What you need to do | In the entries below, find the lines with the word "заявителя" and copy them.

=====

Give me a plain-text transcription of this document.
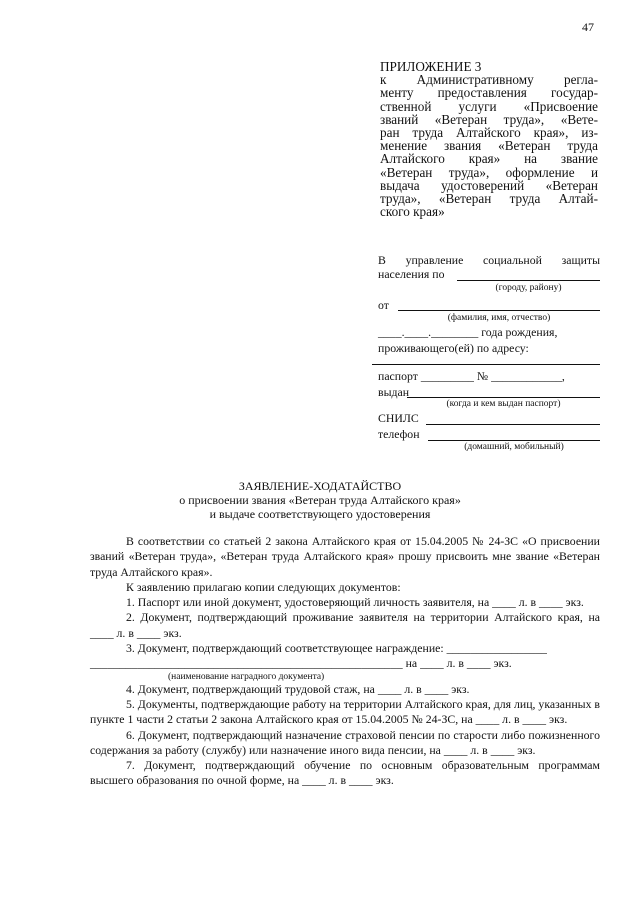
47
ПРИЛОЖЕНИЕ 3
к Административному регла-
менту предоставления государ-
ственной услуги «Присвоение
званий «Ветеран труда», «Вете-
ран труда Алтайского края», из-
менение звания «Ветеран труда
Алтайского края» на звание
«Ветеран труда», оформление и
выдача удостоверений «Ветеран
труда», «Ветеран труда Алтай-
ского края»
В управление социальной защиты
населения по
(городу, району)
от
(фамилия, имя, отчество)
____.____.________ года рождения,
проживающего(ей) по адресу:
паспорт _________ № ____________,
выдан
(когда и кем выдан паспорт)
СНИЛС
телефон
(домашний, мобильный)
ЗАЯВЛЕНИЕ-ХОДАТАЙСТВО
о присвоении звания «Ветеран труда Алтайского края»
и выдаче соответствующего удостоверения

В соответствии со статьей 2 закона Алтайского края от 15.04.2005 № 24-ЗС «О присвоении званий «Ветеран труда», «Ветеран труда Алтайского края» прошу присвоить мне звание «Ветеран труда Алтайского края».

К заявлению прилагаю копии следующих документов:

1. Паспорт или иной документ, удостоверяющий личность заявителя, на ____ л. в ____ экз.

2. Документ, подтверждающий проживание заявителя на территории Алтайского края, на ____ л. в ____ экз.

3. Документ, подтверждающий соответствующее награждение: _________________

_____________________________________________________ на ____ л. в ____ экз.

(наименование наградного документа)

4. Документ, подтверждающий трудовой стаж, на ____ л. в ____ экз.

5. Документы, подтверждающие работу на территории Алтайского края, для лиц, указанных в пункте 1 части 2 статьи 2 закона Алтайского края от 15.04.2005 № 24-ЗС, на ____ л. в ____ экз.

6. Документ, подтверждающий назначение страховой пенсии по старости либо пожизненного содержания за работу (службу) или назначение иного вида пенсии, на ____ л. в ____ экз.

7. Документ, подтверждающий обучение по основным образовательным программам высшего образования по очной форме, на ____ л. в ____ экз.
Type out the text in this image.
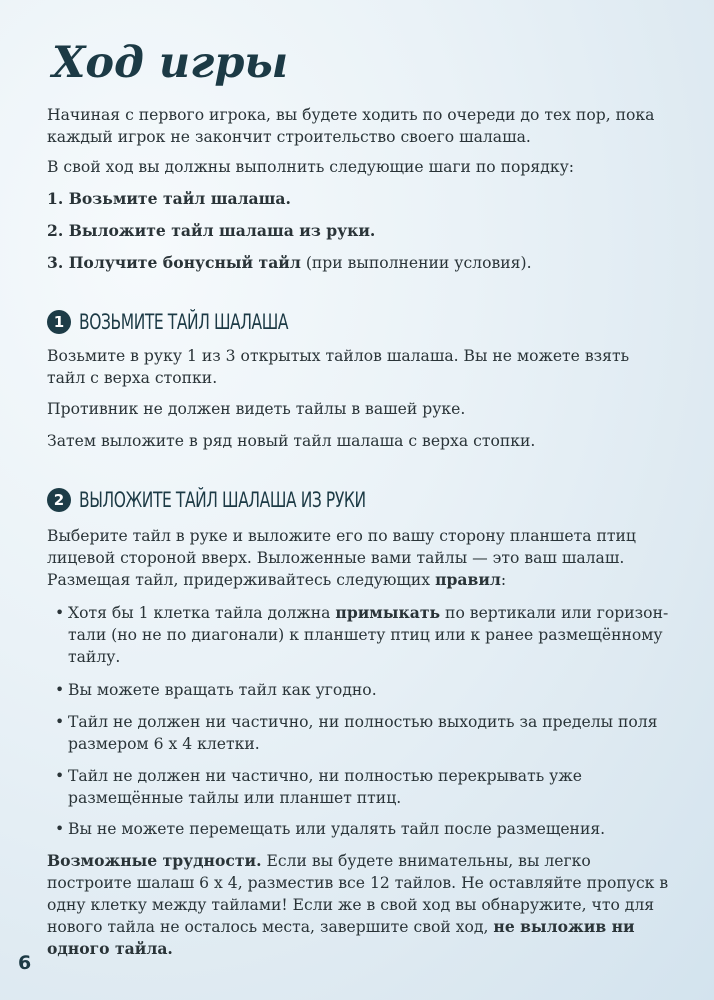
Ход игры

Начиная с первого игрока, вы будете ходить по очереди до тех пор, пока каждый игрок не закончит строительство своего шалаша.

В свой ход вы должны выполнить следующие шаги по порядку:

1. Возьмите тайл шалаша.

2. Выложите тайл шалаша из руки.

3. Получите бонусный тайл (при выполнении условия).

1 ВОЗЬМИТЕ ТАЙЛ ШАЛАША

Возьмите в руку 1 из 3 открытых тайлов шалаша. Вы не можете взять тайл с верха стопки.

Противник не должен видеть тайлы в вашей руке.

Затем выложите в ряд новый тайл шалаша с верха стопки.

2 ВЫЛОЖИТЕ ТАЙЛ ШАЛАША ИЗ РУКИ

Выберите тайл в руке и выложите его по вашу сторону планшета птиц лицевой стороной вверх. Выложенные вами тайлы — это ваш шалаш. Размещая тайл, придерживайтесь следующих правил:

• Хотя бы 1 клетка тайла должна примыкать по вертикали или горизон-тали (но не по диагонали) к планшету птиц или к ранее размещённому тайлу.
• Вы можете вращать тайл как угодно.
• Тайл не должен ни частично, ни полностью выходить за пределы поля размером 6 х 4 клетки.
• Тайл не должен ни частично, ни полностью перекрывать уже размещённые тайлы или планшет птиц.
• Вы не можете перемещать или удалять тайл после размещения.

Возможные трудности. Если вы будете внимательны, вы легко построите шалаш 6 х 4, разместив все 12 тайлов. Не оставляйте пропуск в одну клетку между тайлами! Если же в свой ход вы обнаружите, что для нового тайла не осталось места, завершите свой ход, не выложив ни одного тайла.

6
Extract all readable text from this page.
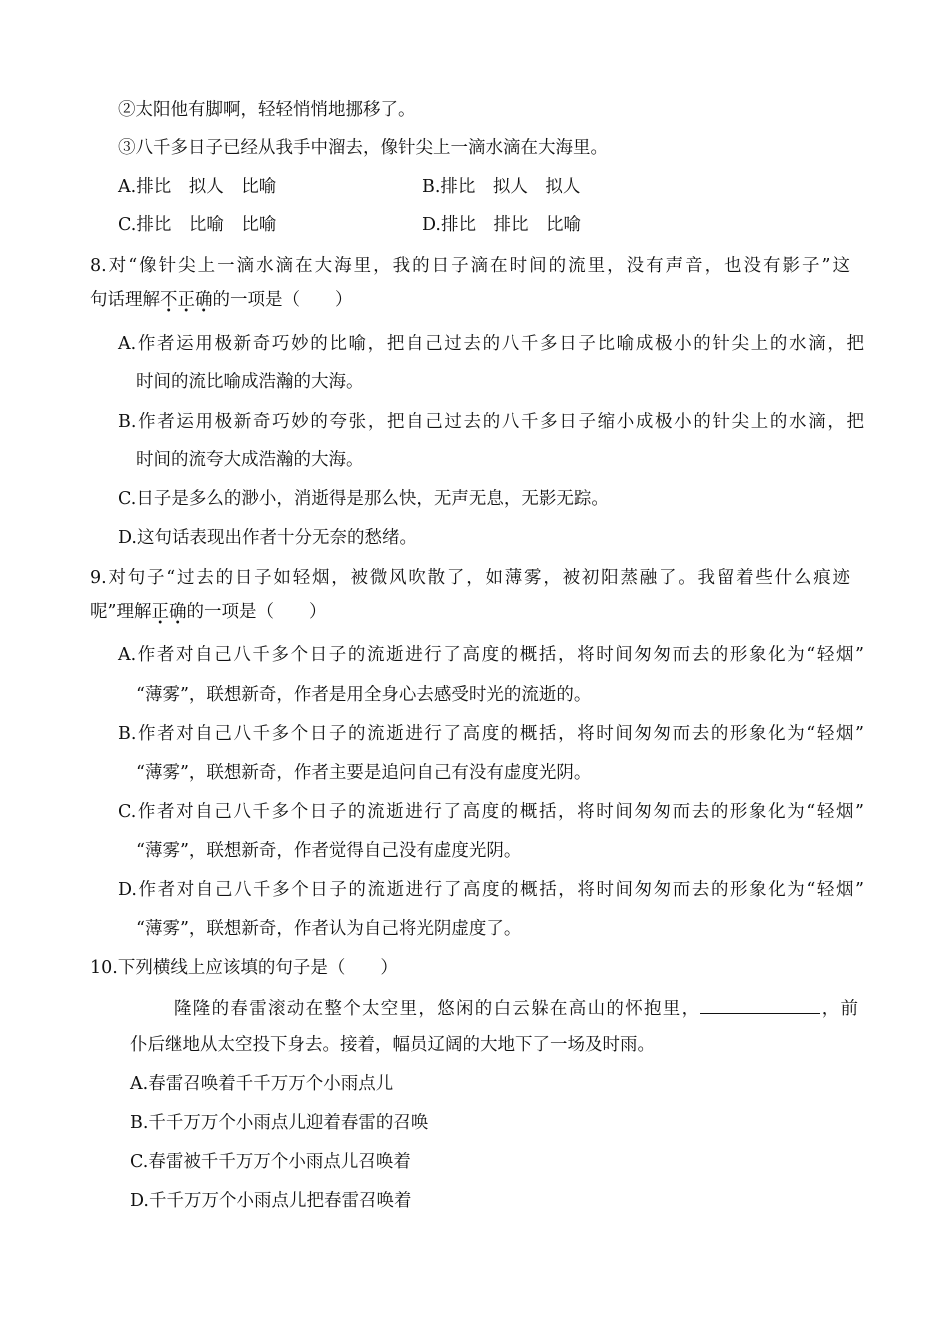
②太阳他有脚啊，轻轻悄悄地挪移了。
③八千多日子已经从我手中溜去，像针尖上一滴水滴在大海里。
A.排比　拟人　比喻	B.排比　拟人　拟人
C.排比　比喻　比喻	D.排比　排比　比喻
8.对“像针尖上一滴水滴在大海里，我的日子滴在时间的流里，没有声音，也没有影子”这
句话理解不正确的一项是（　　）
A.作者运用极新奇巧妙的比喻，把自己过去的八千多日子比喻成极小的针尖上的水滴，把
时间的流比喻成浩瀚的大海。
B.作者运用极新奇巧妙的夸张，把自己过去的八千多日子缩小成极小的针尖上的水滴，把
时间的流夸大成浩瀚的大海。
C.日子是多么的渺小，消逝得是那么快，无声无息，无影无踪。
D.这句话表现出作者十分无奈的愁绪。
9.对句子“过去的日子如轻烟，被微风吹散了，如薄雾，被初阳蒸融了。我留着些什么痕迹
呢”理解正确的一项是（　　）
A.作者对自己八千多个日子的流逝进行了高度的概括，将时间匆匆而去的形象化为“轻烟”
“薄雾”，联想新奇，作者是用全身心去感受时光的流逝的。
B.作者对自己八千多个日子的流逝进行了高度的概括，将时间匆匆而去的形象化为“轻烟”
“薄雾”，联想新奇，作者主要是追问自己有没有虚度光阴。
C.作者对自己八千多个日子的流逝进行了高度的概括，将时间匆匆而去的形象化为“轻烟”
“薄雾”，联想新奇，作者觉得自己没有虚度光阴。
D.作者对自己八千多个日子的流逝进行了高度的概括，将时间匆匆而去的形象化为“轻烟”
“薄雾”，联想新奇，作者认为自己将光阴虚度了。
10.下列横线上应该填的句子是（　　）
隆隆的春雷滚动在整个太空里，悠闲的白云躲在高山的怀抱里，	，前
仆后继地从太空投下身去。接着，幅员辽阔的大地下了一场及时雨。
A.春雷召唤着千千万万个小雨点儿
B.千千万万个小雨点儿迎着春雷的召唤
C.春雷被千千万万个小雨点儿召唤着
D.千千万万个小雨点儿把春雷召唤着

=====

The answer |
1. Паспорт или иной документ, удостоверяющий личность заявителя, на ____ л. в ____ экз.
2. Документ, подтверждающий проживание заявителя на территории Алтайского края, на ____ л. в ____ экз.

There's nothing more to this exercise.